▽
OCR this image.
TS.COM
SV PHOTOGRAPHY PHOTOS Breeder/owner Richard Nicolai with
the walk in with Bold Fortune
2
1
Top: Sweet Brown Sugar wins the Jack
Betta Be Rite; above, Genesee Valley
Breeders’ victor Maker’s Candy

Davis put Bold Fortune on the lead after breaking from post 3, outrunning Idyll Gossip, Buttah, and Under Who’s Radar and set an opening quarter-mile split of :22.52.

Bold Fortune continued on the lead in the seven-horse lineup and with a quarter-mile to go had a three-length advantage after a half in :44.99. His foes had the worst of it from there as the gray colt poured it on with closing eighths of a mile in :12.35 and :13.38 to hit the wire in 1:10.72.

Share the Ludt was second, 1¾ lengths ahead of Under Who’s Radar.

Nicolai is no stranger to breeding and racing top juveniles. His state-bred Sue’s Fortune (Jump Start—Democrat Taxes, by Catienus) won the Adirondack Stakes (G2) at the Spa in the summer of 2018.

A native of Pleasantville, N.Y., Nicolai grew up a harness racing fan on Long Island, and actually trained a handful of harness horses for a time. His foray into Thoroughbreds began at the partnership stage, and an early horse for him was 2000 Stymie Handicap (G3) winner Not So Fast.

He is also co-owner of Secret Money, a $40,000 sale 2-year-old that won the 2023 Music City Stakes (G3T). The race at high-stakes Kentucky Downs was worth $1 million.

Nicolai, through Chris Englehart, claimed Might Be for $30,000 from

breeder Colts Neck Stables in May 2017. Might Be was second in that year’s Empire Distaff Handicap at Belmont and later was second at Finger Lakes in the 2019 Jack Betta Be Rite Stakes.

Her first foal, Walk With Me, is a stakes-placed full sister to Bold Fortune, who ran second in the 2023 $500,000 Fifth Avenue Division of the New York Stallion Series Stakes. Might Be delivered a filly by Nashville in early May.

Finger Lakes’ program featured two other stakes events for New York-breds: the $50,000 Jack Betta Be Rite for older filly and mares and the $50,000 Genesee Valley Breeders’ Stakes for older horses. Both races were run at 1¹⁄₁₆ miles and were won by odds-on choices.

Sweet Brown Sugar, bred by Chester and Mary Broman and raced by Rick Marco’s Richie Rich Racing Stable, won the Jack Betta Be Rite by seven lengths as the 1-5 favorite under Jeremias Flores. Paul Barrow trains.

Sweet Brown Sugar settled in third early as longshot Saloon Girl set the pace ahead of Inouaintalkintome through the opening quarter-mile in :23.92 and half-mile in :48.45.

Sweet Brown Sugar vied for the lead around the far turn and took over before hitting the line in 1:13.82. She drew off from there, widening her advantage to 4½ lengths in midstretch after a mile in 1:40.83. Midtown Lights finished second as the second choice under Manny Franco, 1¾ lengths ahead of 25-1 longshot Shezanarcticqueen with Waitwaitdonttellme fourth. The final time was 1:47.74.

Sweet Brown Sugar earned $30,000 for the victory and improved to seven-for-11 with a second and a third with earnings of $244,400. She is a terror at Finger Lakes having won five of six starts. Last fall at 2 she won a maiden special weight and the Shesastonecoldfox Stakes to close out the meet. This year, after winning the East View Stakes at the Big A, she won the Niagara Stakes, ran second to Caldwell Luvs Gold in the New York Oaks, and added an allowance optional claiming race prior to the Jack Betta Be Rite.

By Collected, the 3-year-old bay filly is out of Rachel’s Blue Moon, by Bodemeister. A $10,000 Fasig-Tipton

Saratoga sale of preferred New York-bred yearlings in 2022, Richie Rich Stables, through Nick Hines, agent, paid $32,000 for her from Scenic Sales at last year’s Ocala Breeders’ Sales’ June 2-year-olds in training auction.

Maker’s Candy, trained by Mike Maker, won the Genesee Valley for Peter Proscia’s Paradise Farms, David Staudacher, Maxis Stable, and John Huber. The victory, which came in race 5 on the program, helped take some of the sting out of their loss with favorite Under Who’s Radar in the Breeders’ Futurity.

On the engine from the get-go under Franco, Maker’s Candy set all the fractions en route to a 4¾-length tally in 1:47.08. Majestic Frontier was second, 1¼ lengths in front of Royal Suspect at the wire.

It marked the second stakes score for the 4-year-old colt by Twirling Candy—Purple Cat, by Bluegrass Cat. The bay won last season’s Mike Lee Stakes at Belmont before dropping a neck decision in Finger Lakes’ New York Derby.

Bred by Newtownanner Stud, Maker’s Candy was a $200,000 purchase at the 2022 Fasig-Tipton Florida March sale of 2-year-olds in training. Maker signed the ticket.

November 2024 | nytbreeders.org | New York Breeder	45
△
• What to produce
Could you write out the material above exactly as it appears?

• Result of the task
OCR this image.
TS.COM
SV PHOTOGRAPHY PHOTOS Breeder/owner Richard Nicolai with
the walk in with Bold Fortune
2
1
Top: Sweet Brown Sugar wins the Jack
Betta Be Rite; above, Genesee Valley
Breeders’ victor Maker’s Candy

Davis put Bold Fortune on the lead after breaking from post 3, outrunning Idyll Gossip, Buttah, and Under Who’s Radar and set an opening quarter-mile split of :22.52.

Bold Fortune continued on the lead in the seven-horse lineup and with a quarter-mile to go had a three-length advantage after a half in :44.99. His foes had the worst of it from there as the gray colt poured it on with closing eighths of a mile in :12.35 and :13.38 to hit the wire in 1:10.72.

Share the Ludt was second, 1¾ lengths ahead of Under Who’s Radar.

Nicolai is no stranger to breeding and racing top juveniles. His state-bred Sue’s Fortune (Jump Start—Democrat Taxes, by Catienus) won the Adirondack Stakes (G2) at the Spa in the summer of 2018.

A native of Pleasantville, N.Y., Nicolai grew up a harness racing fan on Long Island, and actually trained a handful of harness horses for a time. His foray into Thoroughbreds began at the partnership stage, and an early horse for him was 2000 Stymie Handicap (G3) winner Not So Fast.

He is also co-owner of Secret Money, a $40,000 sale 2-year-old that won the 2023 Music City Stakes (G3T). The race at high-stakes Kentucky Downs was worth $1 million.

Nicolai, through Chris Englehart, claimed Might Be for $30,000 from

breeder Colts Neck Stables in May 2017. Might Be was second in that year’s Empire Distaff Handicap at Belmont and later was second at Finger Lakes in the 2019 Jack Betta Be Rite Stakes.

Her first foal, Walk With Me, is a stakes-placed full sister to Bold Fortune, who ran second in the 2023 $500,000 Fifth Avenue Division of the New York Stallion Series Stakes. Might Be delivered a filly by Nashville in early May.

Finger Lakes’ program featured two other stakes events for New York-breds: the $50,000 Jack Betta Be Rite for older filly and mares and the $50,000 Genesee Valley Breeders’ Stakes for older horses. Both races were run at 1¹⁄₁₆ miles and were won by odds-on choices.

Sweet Brown Sugar, bred by Chester and Mary Broman and raced by Rick Marco’s Richie Rich Racing Stable, won the Jack Betta Be Rite by seven lengths as the 1-5 favorite under Jeremias Flores. Paul Barrow trains.

Sweet Brown Sugar settled in third early as longshot Saloon Girl set the pace ahead of Inouaintalkintome through the opening quarter-mile in :23.92 and half-mile in :48.45.

Sweet Brown Sugar vied for the lead around the far turn and took over before hitting the line in 1:13.82. She drew off from there, widening her advantage to 4½ lengths in midstretch after a mile in 1:40.83. Midtown Lights finished second as the second choice under Manny Franco, 1¾ lengths ahead of 25-1 longshot Shezanarcticqueen with Waitwaitdonttellme fourth. The final time was 1:47.74.

Sweet Brown Sugar earned $30,000 for the victory and improved to seven-for-11 with a second and a third with earnings of $244,400. She is a terror at Finger Lakes having won five of six starts. Last fall at 2 she won a maiden special weight and the Shesastonecoldfox Stakes to close out the meet. This year, after winning the East View Stakes at the Big A, she won the Niagara Stakes, ran second to Caldwell Luvs Gold in the New York Oaks, and added an allowance optional claiming race prior to the Jack Betta Be Rite.

By Collected, the 3-year-old bay filly is out of Rachel’s Blue Moon, by Bodemeister. A $10,000 Fasig-Tipton

Saratoga sale of preferred New York-bred yearlings in 2022, Richie Rich Stables, through Nick Hines, agent, paid $32,000 for her from Scenic Sales at last year’s Ocala Breeders’ Sales’ June 2-year-olds in training auction.

Maker’s Candy, trained by Mike Maker, won the Genesee Valley for Peter Proscia’s Paradise Farms, David Staudacher, Maxis Stable, and John Huber. The victory, which came in race 5 on the program, helped take some of the sting out of their loss with favorite Under Who’s Radar in the Breeders’ Futurity.

On the engine from the get-go under Franco, Maker’s Candy set all the fractions en route to a 4¾-length tally in 1:47.08. Majestic Frontier was second, 1¼ lengths in front of Royal Suspect at the wire.

It marked the second stakes score for the 4-year-old colt by Twirling Candy—Purple Cat, by Bluegrass Cat. The bay won last season’s Mike Lee Stakes at Belmont before dropping a neck decision in Finger Lakes’ New York Derby.

Bred by Newtownanner Stud, Maker’s Candy was a $200,000 purchase at the 2022 Fasig-Tipton Florida March sale of 2-year-olds in training. Maker signed the ticket.

November 2024 | nytbreeders.org | New York Breeder	45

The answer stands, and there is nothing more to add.